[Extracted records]
— START —
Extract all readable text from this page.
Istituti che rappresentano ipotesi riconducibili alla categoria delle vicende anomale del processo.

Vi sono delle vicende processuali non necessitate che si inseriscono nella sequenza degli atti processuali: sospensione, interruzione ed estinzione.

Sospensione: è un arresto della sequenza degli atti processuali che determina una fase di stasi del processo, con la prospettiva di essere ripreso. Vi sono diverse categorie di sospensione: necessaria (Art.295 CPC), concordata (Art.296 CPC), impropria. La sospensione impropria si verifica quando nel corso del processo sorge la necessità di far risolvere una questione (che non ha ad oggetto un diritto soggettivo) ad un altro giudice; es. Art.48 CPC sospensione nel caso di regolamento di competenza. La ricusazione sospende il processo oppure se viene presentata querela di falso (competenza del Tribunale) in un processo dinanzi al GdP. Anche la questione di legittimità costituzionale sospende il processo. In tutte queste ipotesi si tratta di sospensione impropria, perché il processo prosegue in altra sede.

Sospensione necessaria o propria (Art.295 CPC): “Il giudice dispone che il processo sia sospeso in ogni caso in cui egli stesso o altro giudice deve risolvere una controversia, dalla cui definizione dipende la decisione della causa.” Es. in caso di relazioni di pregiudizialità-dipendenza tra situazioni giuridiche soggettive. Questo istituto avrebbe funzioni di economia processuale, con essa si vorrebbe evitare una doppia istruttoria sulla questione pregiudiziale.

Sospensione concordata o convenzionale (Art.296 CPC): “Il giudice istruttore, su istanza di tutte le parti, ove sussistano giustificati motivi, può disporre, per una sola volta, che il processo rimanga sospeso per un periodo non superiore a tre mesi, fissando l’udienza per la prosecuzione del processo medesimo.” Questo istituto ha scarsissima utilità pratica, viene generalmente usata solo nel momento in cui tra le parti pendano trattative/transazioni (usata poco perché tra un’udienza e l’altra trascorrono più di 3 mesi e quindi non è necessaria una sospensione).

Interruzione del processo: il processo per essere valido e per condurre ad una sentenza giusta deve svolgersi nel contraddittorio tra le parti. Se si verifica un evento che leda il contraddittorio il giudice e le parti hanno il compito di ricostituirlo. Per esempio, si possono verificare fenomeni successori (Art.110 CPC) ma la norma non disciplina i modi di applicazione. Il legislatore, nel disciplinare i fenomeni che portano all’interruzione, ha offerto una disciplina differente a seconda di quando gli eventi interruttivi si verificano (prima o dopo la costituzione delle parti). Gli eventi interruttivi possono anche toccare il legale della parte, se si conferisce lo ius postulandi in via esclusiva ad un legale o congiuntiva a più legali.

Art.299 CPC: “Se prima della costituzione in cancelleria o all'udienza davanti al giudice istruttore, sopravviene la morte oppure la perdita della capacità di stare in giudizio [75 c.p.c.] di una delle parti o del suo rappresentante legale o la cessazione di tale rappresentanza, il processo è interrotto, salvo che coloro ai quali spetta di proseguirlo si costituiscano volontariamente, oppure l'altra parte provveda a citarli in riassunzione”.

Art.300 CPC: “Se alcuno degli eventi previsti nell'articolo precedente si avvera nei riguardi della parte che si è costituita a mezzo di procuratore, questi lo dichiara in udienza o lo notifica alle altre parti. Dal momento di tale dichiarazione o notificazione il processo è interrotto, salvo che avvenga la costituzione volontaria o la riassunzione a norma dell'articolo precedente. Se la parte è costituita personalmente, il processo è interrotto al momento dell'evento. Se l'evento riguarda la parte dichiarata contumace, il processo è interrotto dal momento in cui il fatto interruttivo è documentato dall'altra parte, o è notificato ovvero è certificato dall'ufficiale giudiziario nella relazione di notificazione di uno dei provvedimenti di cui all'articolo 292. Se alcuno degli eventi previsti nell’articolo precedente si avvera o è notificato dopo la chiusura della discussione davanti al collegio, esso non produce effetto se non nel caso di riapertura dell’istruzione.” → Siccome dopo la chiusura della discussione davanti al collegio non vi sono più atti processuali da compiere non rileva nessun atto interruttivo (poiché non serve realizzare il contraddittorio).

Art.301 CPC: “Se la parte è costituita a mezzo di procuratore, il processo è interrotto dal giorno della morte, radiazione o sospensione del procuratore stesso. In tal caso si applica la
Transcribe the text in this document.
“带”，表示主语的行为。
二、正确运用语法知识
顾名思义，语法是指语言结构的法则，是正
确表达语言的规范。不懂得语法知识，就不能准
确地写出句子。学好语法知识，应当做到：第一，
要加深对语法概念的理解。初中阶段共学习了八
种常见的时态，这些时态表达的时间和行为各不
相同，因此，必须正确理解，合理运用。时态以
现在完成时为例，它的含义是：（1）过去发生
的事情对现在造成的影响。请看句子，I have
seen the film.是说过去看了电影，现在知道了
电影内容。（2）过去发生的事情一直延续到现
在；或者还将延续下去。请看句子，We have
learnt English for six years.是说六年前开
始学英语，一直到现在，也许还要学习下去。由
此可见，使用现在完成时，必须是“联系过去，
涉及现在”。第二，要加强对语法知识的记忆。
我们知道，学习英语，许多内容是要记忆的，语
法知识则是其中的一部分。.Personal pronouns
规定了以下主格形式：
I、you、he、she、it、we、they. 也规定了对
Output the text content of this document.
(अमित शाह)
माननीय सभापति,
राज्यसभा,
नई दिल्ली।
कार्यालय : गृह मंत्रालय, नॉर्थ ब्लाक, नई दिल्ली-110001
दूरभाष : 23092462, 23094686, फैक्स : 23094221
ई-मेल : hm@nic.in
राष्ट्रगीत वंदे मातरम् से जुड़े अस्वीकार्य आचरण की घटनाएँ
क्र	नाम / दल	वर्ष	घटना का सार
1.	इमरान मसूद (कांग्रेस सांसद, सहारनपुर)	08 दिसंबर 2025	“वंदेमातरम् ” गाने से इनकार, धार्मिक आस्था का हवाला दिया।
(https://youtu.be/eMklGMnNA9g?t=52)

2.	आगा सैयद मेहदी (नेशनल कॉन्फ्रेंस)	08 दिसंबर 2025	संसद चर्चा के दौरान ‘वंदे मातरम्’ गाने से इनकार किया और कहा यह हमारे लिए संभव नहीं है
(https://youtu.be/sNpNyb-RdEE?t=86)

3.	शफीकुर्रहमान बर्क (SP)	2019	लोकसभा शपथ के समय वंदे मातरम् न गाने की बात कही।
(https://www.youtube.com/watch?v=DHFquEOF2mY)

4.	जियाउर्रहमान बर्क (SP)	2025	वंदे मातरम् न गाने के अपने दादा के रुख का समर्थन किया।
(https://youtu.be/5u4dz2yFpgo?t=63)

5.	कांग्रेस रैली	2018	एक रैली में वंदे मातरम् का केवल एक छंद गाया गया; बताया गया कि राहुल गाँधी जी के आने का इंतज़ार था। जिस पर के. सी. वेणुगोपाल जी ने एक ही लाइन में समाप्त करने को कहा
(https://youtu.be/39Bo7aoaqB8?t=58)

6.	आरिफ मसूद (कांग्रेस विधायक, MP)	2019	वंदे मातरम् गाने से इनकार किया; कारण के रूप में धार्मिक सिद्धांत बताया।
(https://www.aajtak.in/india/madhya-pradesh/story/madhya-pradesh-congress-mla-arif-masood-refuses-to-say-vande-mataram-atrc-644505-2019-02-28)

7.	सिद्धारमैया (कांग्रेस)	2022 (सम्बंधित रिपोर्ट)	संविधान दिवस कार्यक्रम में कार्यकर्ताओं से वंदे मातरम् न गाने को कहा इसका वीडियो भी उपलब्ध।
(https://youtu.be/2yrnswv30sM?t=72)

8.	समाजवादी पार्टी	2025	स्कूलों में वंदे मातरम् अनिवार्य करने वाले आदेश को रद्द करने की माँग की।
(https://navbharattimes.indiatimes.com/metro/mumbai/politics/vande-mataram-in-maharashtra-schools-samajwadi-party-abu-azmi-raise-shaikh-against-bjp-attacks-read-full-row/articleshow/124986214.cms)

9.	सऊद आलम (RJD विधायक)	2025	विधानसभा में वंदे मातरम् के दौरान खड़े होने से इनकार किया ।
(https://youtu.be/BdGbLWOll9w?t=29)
— END —
- [Aim of the task]: For each line in the data above that contains the string "mataram", extract the line.

- [Exercise response]:
(https://www.aajtak.in/india/madhya-pradesh/story/madhya-pradesh-congress-mla-arif-masood-refuses-to-say-vande-mataram-atrc-644505-2019-02-28)
(https://navbharattimes.indiatimes.com/metro/mumbai/politics/vande-mataram-in-maharashtra-schools-samajwadi-party-abu-azmi-raise-shaikh-against-bjp-attacks-read-full-row/articleshow/124986214.cms)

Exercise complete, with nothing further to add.